Saved data entries:
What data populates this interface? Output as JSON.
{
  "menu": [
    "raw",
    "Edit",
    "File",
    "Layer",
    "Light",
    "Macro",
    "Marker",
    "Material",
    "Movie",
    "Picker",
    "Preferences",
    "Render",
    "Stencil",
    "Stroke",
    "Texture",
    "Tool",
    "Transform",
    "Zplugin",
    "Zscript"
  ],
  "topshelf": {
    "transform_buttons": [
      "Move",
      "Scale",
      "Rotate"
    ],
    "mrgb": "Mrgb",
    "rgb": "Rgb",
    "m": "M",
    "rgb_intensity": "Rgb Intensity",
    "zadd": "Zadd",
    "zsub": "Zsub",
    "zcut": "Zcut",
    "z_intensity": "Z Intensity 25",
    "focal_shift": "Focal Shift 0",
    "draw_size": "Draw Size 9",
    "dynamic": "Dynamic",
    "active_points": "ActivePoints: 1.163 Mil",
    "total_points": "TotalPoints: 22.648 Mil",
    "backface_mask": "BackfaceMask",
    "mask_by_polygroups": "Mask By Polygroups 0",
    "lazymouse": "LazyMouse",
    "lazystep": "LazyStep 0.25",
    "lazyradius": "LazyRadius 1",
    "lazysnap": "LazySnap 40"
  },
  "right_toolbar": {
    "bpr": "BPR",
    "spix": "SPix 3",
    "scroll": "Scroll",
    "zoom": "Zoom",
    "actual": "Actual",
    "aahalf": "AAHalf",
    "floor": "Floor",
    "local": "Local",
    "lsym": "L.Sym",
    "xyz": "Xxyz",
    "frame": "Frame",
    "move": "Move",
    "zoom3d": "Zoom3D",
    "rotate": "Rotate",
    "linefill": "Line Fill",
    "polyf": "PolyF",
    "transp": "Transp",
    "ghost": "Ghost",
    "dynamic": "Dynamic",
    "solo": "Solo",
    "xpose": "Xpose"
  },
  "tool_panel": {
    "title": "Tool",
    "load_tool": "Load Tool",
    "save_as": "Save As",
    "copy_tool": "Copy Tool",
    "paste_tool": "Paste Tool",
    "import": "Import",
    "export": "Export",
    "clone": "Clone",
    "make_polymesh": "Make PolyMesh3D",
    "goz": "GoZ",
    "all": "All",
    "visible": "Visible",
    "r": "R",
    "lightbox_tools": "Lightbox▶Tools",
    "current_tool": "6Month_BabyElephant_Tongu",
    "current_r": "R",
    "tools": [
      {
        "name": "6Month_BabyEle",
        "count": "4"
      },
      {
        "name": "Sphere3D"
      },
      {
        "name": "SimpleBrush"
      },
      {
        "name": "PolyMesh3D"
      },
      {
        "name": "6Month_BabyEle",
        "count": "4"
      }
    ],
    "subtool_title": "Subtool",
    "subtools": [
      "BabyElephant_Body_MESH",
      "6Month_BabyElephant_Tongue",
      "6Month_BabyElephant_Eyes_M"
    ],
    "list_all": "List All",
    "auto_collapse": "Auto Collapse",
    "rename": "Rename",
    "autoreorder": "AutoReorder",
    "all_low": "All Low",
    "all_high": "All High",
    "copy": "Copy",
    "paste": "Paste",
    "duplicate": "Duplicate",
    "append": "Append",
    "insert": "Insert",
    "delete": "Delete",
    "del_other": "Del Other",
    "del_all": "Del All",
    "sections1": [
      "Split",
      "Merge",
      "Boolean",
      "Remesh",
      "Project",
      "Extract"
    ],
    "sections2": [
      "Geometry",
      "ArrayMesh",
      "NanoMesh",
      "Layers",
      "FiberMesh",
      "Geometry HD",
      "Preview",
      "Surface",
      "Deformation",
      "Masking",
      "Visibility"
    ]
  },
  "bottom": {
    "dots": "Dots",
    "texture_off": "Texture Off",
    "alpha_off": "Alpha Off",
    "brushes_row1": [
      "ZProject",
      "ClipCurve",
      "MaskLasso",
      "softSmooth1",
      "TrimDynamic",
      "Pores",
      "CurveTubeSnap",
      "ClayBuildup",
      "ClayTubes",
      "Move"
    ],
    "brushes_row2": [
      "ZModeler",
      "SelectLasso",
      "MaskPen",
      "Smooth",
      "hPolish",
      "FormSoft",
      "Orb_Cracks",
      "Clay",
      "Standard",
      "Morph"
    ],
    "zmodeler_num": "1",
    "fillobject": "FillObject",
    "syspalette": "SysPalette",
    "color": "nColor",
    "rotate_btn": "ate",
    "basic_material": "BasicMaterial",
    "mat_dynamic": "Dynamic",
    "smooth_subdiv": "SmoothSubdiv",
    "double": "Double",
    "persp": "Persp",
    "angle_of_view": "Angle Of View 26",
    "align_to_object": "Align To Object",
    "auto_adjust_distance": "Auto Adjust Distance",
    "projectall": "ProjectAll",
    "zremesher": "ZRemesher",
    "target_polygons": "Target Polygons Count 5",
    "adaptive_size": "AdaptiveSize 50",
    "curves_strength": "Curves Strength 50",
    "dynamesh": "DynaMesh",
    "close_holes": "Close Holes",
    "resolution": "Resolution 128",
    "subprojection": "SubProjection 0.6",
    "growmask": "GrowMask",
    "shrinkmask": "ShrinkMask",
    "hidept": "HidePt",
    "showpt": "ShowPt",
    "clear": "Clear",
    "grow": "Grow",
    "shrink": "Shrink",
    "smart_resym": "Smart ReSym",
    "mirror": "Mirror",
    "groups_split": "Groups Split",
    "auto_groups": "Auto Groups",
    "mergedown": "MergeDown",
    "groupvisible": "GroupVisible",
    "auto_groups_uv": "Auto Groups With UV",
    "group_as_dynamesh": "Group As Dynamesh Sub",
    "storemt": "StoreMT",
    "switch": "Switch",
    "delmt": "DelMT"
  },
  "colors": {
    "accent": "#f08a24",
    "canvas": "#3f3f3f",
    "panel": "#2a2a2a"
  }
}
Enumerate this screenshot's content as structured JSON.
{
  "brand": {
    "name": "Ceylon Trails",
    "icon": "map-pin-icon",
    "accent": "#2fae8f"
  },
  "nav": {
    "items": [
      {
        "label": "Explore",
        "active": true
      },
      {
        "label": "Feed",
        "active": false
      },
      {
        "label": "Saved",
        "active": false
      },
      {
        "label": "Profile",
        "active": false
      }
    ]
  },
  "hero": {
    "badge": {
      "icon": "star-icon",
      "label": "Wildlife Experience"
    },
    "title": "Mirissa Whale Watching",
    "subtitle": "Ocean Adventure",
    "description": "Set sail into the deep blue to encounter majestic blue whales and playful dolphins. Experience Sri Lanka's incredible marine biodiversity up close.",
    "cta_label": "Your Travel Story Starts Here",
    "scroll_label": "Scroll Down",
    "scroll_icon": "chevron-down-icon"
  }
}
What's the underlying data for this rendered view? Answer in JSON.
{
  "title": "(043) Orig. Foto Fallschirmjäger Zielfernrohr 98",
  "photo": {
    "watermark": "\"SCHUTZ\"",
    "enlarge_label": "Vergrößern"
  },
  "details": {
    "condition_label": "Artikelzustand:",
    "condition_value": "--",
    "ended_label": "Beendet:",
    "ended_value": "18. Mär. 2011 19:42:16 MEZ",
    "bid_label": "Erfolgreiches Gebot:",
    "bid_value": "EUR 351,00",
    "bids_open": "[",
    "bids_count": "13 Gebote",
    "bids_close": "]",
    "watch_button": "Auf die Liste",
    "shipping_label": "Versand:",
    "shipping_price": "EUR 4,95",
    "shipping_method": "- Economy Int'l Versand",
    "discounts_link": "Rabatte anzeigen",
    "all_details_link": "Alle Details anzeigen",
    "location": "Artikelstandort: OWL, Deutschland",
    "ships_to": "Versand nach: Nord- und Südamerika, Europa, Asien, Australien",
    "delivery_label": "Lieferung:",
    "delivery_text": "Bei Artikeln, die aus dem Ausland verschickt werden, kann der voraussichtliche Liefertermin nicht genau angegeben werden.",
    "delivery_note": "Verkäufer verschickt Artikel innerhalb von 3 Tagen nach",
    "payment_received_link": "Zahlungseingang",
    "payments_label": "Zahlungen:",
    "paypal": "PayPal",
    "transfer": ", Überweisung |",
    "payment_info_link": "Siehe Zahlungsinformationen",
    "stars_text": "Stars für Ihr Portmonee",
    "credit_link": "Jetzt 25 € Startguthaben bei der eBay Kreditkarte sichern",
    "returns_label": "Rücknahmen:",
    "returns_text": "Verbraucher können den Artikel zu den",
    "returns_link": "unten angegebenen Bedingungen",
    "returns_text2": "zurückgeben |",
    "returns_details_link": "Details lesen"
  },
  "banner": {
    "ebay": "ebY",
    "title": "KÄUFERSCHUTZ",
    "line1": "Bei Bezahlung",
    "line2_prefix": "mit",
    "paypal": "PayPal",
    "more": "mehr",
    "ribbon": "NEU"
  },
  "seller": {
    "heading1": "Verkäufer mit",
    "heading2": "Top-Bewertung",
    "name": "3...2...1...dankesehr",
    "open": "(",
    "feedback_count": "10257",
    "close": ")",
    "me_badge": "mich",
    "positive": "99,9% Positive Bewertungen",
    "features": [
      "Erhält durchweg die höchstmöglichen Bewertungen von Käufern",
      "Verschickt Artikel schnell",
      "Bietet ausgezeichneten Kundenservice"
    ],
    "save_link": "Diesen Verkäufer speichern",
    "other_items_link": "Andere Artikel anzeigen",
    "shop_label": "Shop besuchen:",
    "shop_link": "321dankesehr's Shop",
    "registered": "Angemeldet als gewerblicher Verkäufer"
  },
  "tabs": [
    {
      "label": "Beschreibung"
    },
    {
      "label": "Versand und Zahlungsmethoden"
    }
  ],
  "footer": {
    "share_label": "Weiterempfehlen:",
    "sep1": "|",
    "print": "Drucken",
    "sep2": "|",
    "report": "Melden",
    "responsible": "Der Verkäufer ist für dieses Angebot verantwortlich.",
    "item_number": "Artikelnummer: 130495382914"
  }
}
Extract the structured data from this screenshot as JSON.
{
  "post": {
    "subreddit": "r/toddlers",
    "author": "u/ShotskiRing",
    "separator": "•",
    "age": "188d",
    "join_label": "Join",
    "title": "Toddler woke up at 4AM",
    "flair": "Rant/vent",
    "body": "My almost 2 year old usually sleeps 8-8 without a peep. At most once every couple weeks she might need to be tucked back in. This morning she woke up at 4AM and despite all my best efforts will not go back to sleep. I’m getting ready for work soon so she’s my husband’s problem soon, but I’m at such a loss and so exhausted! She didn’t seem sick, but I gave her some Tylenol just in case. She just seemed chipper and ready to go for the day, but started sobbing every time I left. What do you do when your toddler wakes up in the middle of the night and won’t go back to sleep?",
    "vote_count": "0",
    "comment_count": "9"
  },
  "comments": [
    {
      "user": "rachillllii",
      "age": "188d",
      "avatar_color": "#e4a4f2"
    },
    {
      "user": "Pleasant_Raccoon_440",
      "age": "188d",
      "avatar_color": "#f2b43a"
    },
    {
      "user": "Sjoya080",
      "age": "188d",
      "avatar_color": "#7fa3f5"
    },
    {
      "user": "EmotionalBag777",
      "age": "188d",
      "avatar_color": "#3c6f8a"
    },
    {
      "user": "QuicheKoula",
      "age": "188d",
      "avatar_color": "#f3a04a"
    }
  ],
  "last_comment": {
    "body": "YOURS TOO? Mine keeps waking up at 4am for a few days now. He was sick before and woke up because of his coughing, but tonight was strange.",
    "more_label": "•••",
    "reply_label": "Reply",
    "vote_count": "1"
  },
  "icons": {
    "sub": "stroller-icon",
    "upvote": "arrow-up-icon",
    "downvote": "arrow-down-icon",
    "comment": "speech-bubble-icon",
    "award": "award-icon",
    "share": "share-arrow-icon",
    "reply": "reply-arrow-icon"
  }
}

## Task objective:
Extract every line from the one containing "Extract the structured" through the last line of the data, inclusive, exactly as written.

## Complete output:
Extract the structured data from this screenshot as JSON.
{
  "post": {
    "subreddit": "r/toddlers",
    "author": "u/ShotskiRing",
    "separator": "•",
    "age": "188d",
    "join_label": "Join",
    "title": "Toddler woke up at 4AM",
    "flair": "Rant/vent",
    "body": "My almost 2 year old usually sleeps 8-8 without a peep. At most once every couple weeks she might need to be tucked back in. This morning she woke up at 4AM and despite all my best efforts will not go back to sleep. I’m getting ready for work soon so she’s my husband’s problem soon, but I’m at such a loss and so exhausted! She didn’t seem sick, but I gave her some Tylenol just in case. She just seemed chipper and ready to go for the day, but started sobbing every time I left. What do you do when your toddler wakes up in the middle of the night and won’t go back to sleep?",
    "vote_count": "0",
    "comment_count": "9"
  },
  "comments": [
    {
      "user": "rachillllii",
      "age": "188d",
      "avatar_color": "#e4a4f2"
    },
    {
      "user": "Pleasant_Raccoon_440",
      "age": "188d",
      "avatar_color": "#f2b43a"
    },
    {
      "user": "Sjoya080",
      "age": "188d",
      "avatar_color": "#7fa3f5"
    },
    {
      "user": "EmotionalBag777",
      "age": "188d",
      "avatar_color": "#3c6f8a"
    },
    {
      "user": "QuicheKoula",
      "age": "188d",
      "avatar_color": "#f3a04a"
    }
  ],
  "last_comment": {
    "body": "YOURS TOO? Mine keeps waking up at 4am for a few days now. He was sick before and woke up because of his coughing, but tonight was strange.",
    "more_label": "•••",
    "reply_label": "Reply",
    "vote_count": "1"
  },
  "icons": {
    "sub": "stroller-icon",
    "upvote": "arrow-up-icon",
    "downvote": "arrow-down-icon",
    "comment": "speech-bubble-icon",
    "award": "award-icon",
    "share": "share-arrow-icon",
    "reply": "reply-arrow-icon"
  }
}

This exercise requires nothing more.